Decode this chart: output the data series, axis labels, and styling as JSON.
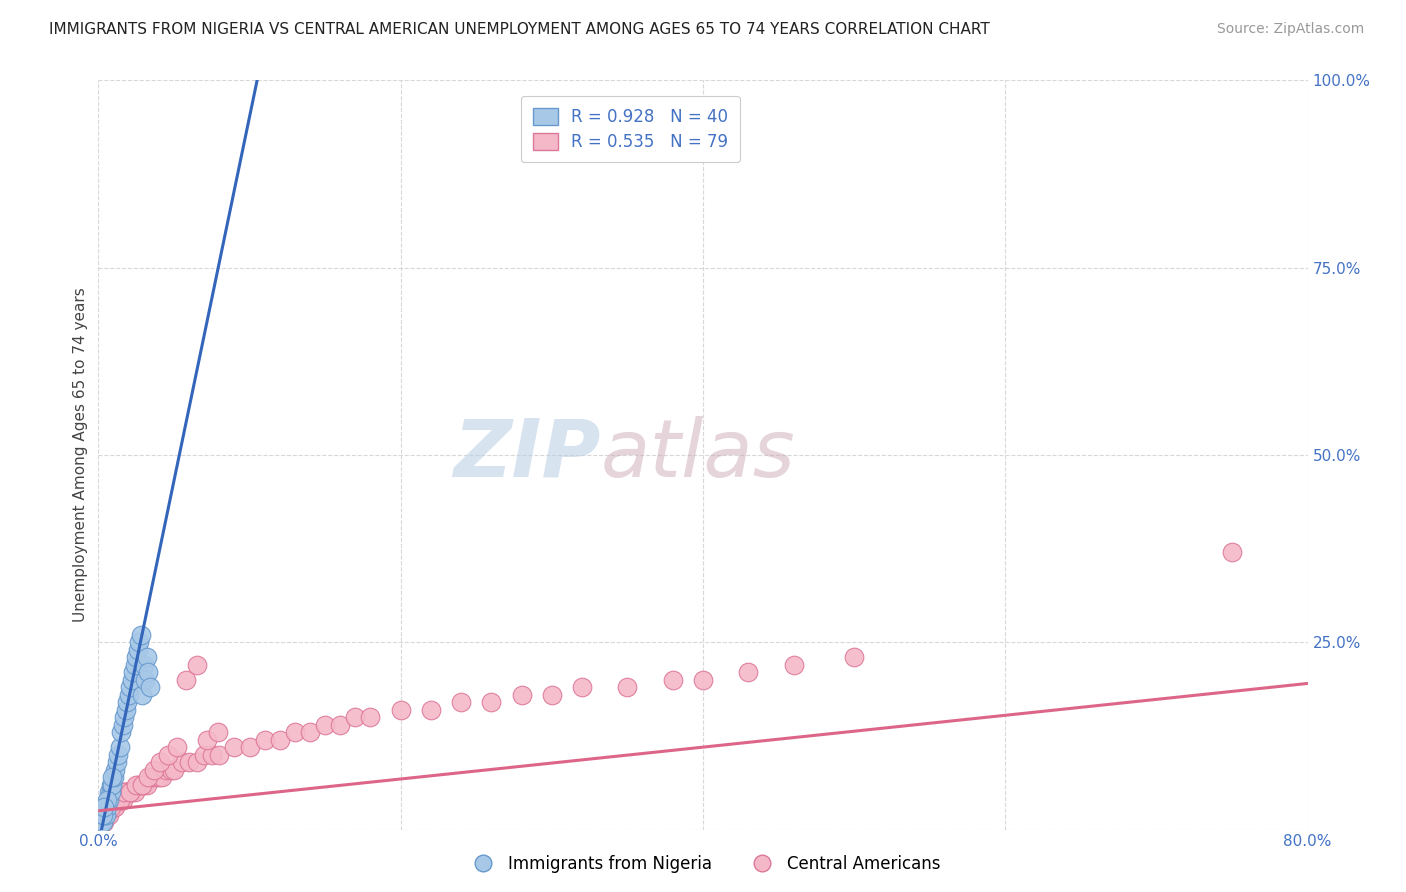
{
  "title": "IMMIGRANTS FROM NIGERIA VS CENTRAL AMERICAN UNEMPLOYMENT AMONG AGES 65 TO 74 YEARS CORRELATION CHART",
  "source": "Source: ZipAtlas.com",
  "ylabel": "Unemployment Among Ages 65 to 74 years",
  "xlim": [
    0,
    0.8
  ],
  "ylim": [
    0,
    1.0
  ],
  "nigeria_color": "#a8c8e8",
  "nigeria_edge_color": "#6699cc",
  "nigeria_line_color": "#3366bb",
  "central_color": "#f4b8c8",
  "central_edge_color": "#dd7799",
  "central_line_color": "#dd6688",
  "legend_nigeria_R": "0.928",
  "legend_nigeria_N": "40",
  "legend_central_R": "0.535",
  "legend_central_N": "79",
  "watermark_zip": "ZIP",
  "watermark_atlas": "atlas",
  "nigeria_scatter_x": [
    0.002,
    0.003,
    0.004,
    0.005,
    0.005,
    0.006,
    0.007,
    0.007,
    0.008,
    0.008,
    0.009,
    0.01,
    0.011,
    0.012,
    0.013,
    0.014,
    0.015,
    0.016,
    0.017,
    0.018,
    0.019,
    0.02,
    0.021,
    0.022,
    0.023,
    0.024,
    0.025,
    0.026,
    0.027,
    0.028,
    0.029,
    0.03,
    0.031,
    0.032,
    0.033,
    0.034,
    0.003,
    0.006,
    0.009,
    0.004
  ],
  "nigeria_scatter_y": [
    0.01,
    0.01,
    0.02,
    0.02,
    0.03,
    0.03,
    0.04,
    0.05,
    0.05,
    0.06,
    0.06,
    0.07,
    0.08,
    0.09,
    0.1,
    0.11,
    0.13,
    0.14,
    0.15,
    0.16,
    0.17,
    0.18,
    0.19,
    0.2,
    0.21,
    0.22,
    0.23,
    0.24,
    0.25,
    0.26,
    0.18,
    0.22,
    0.2,
    0.23,
    0.21,
    0.19,
    0.02,
    0.04,
    0.07,
    0.03
  ],
  "nigeria_line_x": [
    0.0,
    0.105
  ],
  "nigeria_line_y": [
    -0.02,
    1.0
  ],
  "central_scatter_x": [
    0.002,
    0.004,
    0.005,
    0.006,
    0.007,
    0.008,
    0.009,
    0.01,
    0.011,
    0.012,
    0.013,
    0.014,
    0.015,
    0.016,
    0.017,
    0.018,
    0.019,
    0.02,
    0.022,
    0.024,
    0.026,
    0.028,
    0.03,
    0.032,
    0.035,
    0.038,
    0.04,
    0.042,
    0.045,
    0.048,
    0.05,
    0.055,
    0.06,
    0.065,
    0.07,
    0.075,
    0.08,
    0.09,
    0.1,
    0.11,
    0.12,
    0.13,
    0.14,
    0.15,
    0.16,
    0.17,
    0.18,
    0.2,
    0.22,
    0.24,
    0.26,
    0.28,
    0.3,
    0.32,
    0.35,
    0.38,
    0.4,
    0.43,
    0.46,
    0.5,
    0.003,
    0.006,
    0.008,
    0.011,
    0.014,
    0.017,
    0.021,
    0.025,
    0.029,
    0.033,
    0.037,
    0.041,
    0.046,
    0.052,
    0.058,
    0.065,
    0.072,
    0.079,
    0.75
  ],
  "central_scatter_y": [
    0.01,
    0.01,
    0.02,
    0.02,
    0.02,
    0.03,
    0.03,
    0.03,
    0.03,
    0.04,
    0.04,
    0.04,
    0.04,
    0.04,
    0.05,
    0.05,
    0.05,
    0.05,
    0.05,
    0.05,
    0.06,
    0.06,
    0.06,
    0.06,
    0.07,
    0.07,
    0.07,
    0.07,
    0.08,
    0.08,
    0.08,
    0.09,
    0.09,
    0.09,
    0.1,
    0.1,
    0.1,
    0.11,
    0.11,
    0.12,
    0.12,
    0.13,
    0.13,
    0.14,
    0.14,
    0.15,
    0.15,
    0.16,
    0.16,
    0.17,
    0.17,
    0.18,
    0.18,
    0.19,
    0.19,
    0.2,
    0.2,
    0.21,
    0.22,
    0.23,
    0.02,
    0.03,
    0.03,
    0.04,
    0.04,
    0.05,
    0.05,
    0.06,
    0.06,
    0.07,
    0.08,
    0.09,
    0.1,
    0.11,
    0.2,
    0.22,
    0.12,
    0.13,
    0.37
  ],
  "central_line_x": [
    0.0,
    0.8
  ],
  "central_line_y": [
    0.025,
    0.195
  ],
  "background_color": "#ffffff",
  "grid_color": "#d8d8d8",
  "title_fontsize": 11,
  "axis_label_fontsize": 11,
  "tick_fontsize": 11,
  "legend_fontsize": 12,
  "source_fontsize": 10
}
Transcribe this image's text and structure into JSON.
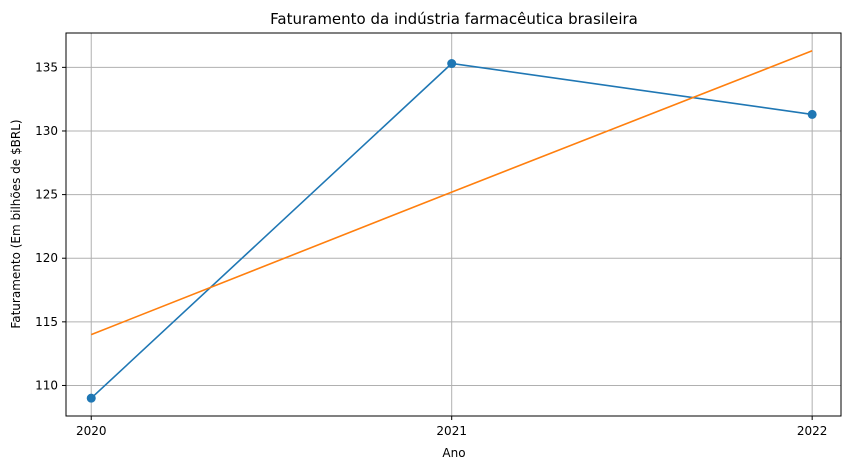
{
  "chart_data": {
    "type": "line",
    "title": "Faturamento da indústria farmacêutica brasileira",
    "xlabel": "Ano",
    "ylabel": "Faturamento (Em bilhões de $BRL)",
    "x": [
      2020,
      2021,
      2022
    ],
    "xticks": [
      "2020",
      "2021",
      "2022"
    ],
    "yticks": [
      110,
      115,
      120,
      125,
      130,
      135
    ],
    "ylim": [
      107.6,
      137.7
    ],
    "xlim": [
      2019.93,
      2022.08
    ],
    "grid": true,
    "series": [
      {
        "values": [
          109.0,
          135.3,
          131.3
        ],
        "color": "#1f77b4",
        "marker": "circle"
      },
      {
        "values": [
          114.0,
          125.2,
          136.3
        ],
        "color": "#ff7f0e",
        "marker": "none"
      }
    ]
  }
}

* Objective: Copy out the data above exactly, except the pictures.

* Response:
Decode this chart: output the data series, axis labels, and styling as JSON.
{
  "title": "IMMIGRANTS FROM NIGERIA VS CENTRAL AMERICAN UNEMPLOYMENT AMONG AGES 65 TO 74 YEARS CORRELATION CHART",
  "source": "Source: ZipAtlas.com",
  "ylabel": "Unemployment Among Ages 65 to 74 years",
  "xlim": [
    0,
    0.8
  ],
  "ylim": [
    0,
    1.0
  ],
  "nigeria_color": "#a8c8e8",
  "nigeria_edge_color": "#6699cc",
  "nigeria_line_color": "#3366bb",
  "central_color": "#f4b8c8",
  "central_edge_color": "#dd7799",
  "central_line_color": "#dd6688",
  "legend_nigeria_R": "0.928",
  "legend_nigeria_N": "40",
  "legend_central_R": "0.535",
  "legend_central_N": "79",
  "watermark_zip": "ZIP",
  "watermark_atlas": "atlas",
  "nigeria_scatter_x": [
    0.002,
    0.003,
    0.004,
    0.005,
    0.005,
    0.006,
    0.007,
    0.007,
    0.008,
    0.008,
    0.009,
    0.01,
    0.011,
    0.012,
    0.013,
    0.014,
    0.015,
    0.016,
    0.017,
    0.018,
    0.019,
    0.02,
    0.021,
    0.022,
    0.023,
    0.024,
    0.025,
    0.026,
    0.027,
    0.028,
    0.029,
    0.03,
    0.031,
    0.032,
    0.033,
    0.034,
    0.003,
    0.006,
    0.009,
    0.004
  ],
  "nigeria_scatter_y": [
    0.01,
    0.01,
    0.02,
    0.02,
    0.03,
    0.03,
    0.04,
    0.05,
    0.05,
    0.06,
    0.06,
    0.07,
    0.08,
    0.09,
    0.1,
    0.11,
    0.13,
    0.14,
    0.15,
    0.16,
    0.17,
    0.18,
    0.19,
    0.2,
    0.21,
    0.22,
    0.23,
    0.24,
    0.25,
    0.26,
    0.18,
    0.22,
    0.2,
    0.23,
    0.21,
    0.19,
    0.02,
    0.04,
    0.07,
    0.03
  ],
  "nigeria_line_x": [
    0.0,
    0.105
  ],
  "nigeria_line_y": [
    -0.02,
    1.0
  ],
  "central_scatter_x": [
    0.002,
    0.004,
    0.005,
    0.006,
    0.007,
    0.008,
    0.009,
    0.01,
    0.011,
    0.012,
    0.013,
    0.014,
    0.015,
    0.016,
    0.017,
    0.018,
    0.019,
    0.02,
    0.022,
    0.024,
    0.026,
    0.028,
    0.03,
    0.032,
    0.035,
    0.038,
    0.04,
    0.042,
    0.045,
    0.048,
    0.05,
    0.055,
    0.06,
    0.065,
    0.07,
    0.075,
    0.08,
    0.09,
    0.1,
    0.11,
    0.12,
    0.13,
    0.14,
    0.15,
    0.16,
    0.17,
    0.18,
    0.2,
    0.22,
    0.24,
    0.26,
    0.28,
    0.3,
    0.32,
    0.35,
    0.38,
    0.4,
    0.43,
    0.46,
    0.5,
    0.003,
    0.006,
    0.008,
    0.011,
    0.014,
    0.017,
    0.021,
    0.025,
    0.029,
    0.033,
    0.037,
    0.041,
    0.046,
    0.052,
    0.058,
    0.065,
    0.072,
    0.079,
    0.75
  ],
  "central_scatter_y": [
    0.01,
    0.01,
    0.02,
    0.02,
    0.02,
    0.03,
    0.03,
    0.03,
    0.03,
    0.04,
    0.04,
    0.04,
    0.04,
    0.04,
    0.05,
    0.05,
    0.05,
    0.05,
    0.05,
    0.05,
    0.06,
    0.06,
    0.06,
    0.06,
    0.07,
    0.07,
    0.07,
    0.07,
    0.08,
    0.08,
    0.08,
    0.09,
    0.09,
    0.09,
    0.1,
    0.1,
    0.1,
    0.11,
    0.11,
    0.12,
    0.12,
    0.13,
    0.13,
    0.14,
    0.14,
    0.15,
    0.15,
    0.16,
    0.16,
    0.17,
    0.17,
    0.18,
    0.18,
    0.19,
    0.19,
    0.2,
    0.2,
    0.21,
    0.22,
    0.23,
    0.02,
    0.03,
    0.03,
    0.04,
    0.04,
    0.05,
    0.05,
    0.06,
    0.06,
    0.07,
    0.08,
    0.09,
    0.1,
    0.11,
    0.2,
    0.22,
    0.12,
    0.13,
    0.37
  ],
  "central_line_x": [
    0.0,
    0.8
  ],
  "central_line_y": [
    0.025,
    0.195
  ],
  "background_color": "#ffffff",
  "grid_color": "#d8d8d8",
  "title_fontsize": 11,
  "axis_label_fontsize": 11,
  "tick_fontsize": 11,
  "legend_fontsize": 12,
  "source_fontsize": 10
}
Transcribe this image's text and structure into JSON.
{
  "chart_data": {
    "type": "line",
    "title": "Faturamento da indústria farmacêutica brasileira",
    "xlabel": "Ano",
    "ylabel": "Faturamento (Em bilhões de $BRL)",
    "x": [
      2020,
      2021,
      2022
    ],
    "xticks": [
      "2020",
      "2021",
      "2022"
    ],
    "yticks": [
      110,
      115,
      120,
      125,
      130,
      135
    ],
    "ylim": [
      107.6,
      137.7
    ],
    "xlim": [
      2019.93,
      2022.08
    ],
    "grid": true,
    "series": [
      {
        "values": [
          109.0,
          135.3,
          131.3
        ],
        "color": "#1f77b4",
        "marker": "circle"
      },
      {
        "values": [
          114.0,
          125.2,
          136.3
        ],
        "color": "#ff7f0e",
        "marker": "none"
      }
    ]
  }
}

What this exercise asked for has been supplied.